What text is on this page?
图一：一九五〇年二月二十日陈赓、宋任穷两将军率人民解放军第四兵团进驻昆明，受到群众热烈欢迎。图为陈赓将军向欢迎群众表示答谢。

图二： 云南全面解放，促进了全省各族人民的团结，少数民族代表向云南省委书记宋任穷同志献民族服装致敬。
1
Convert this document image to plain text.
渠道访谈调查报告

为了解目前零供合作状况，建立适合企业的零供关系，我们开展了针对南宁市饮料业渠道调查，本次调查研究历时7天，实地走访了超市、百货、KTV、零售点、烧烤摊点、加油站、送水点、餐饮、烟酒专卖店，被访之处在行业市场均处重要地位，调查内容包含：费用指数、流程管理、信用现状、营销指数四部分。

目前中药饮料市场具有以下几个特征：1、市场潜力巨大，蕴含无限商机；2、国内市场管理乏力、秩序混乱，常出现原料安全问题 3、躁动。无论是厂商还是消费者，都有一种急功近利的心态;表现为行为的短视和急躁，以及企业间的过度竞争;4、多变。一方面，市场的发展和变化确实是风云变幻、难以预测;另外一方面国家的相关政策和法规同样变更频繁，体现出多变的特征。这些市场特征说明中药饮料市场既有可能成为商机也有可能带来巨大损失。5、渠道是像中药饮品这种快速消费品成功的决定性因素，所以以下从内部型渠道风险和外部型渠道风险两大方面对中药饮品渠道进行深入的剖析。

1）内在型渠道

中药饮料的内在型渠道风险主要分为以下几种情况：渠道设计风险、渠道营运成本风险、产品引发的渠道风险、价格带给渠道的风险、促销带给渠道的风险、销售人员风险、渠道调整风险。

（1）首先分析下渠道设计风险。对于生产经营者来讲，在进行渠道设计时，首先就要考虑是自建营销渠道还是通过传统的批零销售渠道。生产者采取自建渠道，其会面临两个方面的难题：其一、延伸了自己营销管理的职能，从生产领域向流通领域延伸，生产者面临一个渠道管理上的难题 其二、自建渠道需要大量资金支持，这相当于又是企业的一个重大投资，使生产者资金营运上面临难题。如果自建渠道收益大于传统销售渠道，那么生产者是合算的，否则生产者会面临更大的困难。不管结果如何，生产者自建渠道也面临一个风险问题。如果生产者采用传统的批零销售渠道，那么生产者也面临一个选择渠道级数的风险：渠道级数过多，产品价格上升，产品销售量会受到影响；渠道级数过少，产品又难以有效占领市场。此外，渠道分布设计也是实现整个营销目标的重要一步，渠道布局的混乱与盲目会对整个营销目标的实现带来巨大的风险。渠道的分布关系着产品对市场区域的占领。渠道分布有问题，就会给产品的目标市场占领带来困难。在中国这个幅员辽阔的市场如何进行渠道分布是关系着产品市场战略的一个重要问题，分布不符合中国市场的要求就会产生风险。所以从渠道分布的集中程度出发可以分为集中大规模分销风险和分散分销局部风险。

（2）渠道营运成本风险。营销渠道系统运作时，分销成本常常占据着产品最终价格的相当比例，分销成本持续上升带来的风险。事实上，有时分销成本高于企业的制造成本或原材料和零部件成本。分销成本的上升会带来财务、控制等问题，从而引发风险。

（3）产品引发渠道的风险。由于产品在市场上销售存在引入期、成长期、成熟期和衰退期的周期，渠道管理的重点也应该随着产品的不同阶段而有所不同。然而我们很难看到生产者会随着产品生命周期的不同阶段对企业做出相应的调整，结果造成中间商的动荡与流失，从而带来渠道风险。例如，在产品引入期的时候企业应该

+ + + +

TASK PROMPT: Each line that holds the word "this" is to be copied.

ANSWER IN FULL:
What text is on this page?
Convert this document image to plain text.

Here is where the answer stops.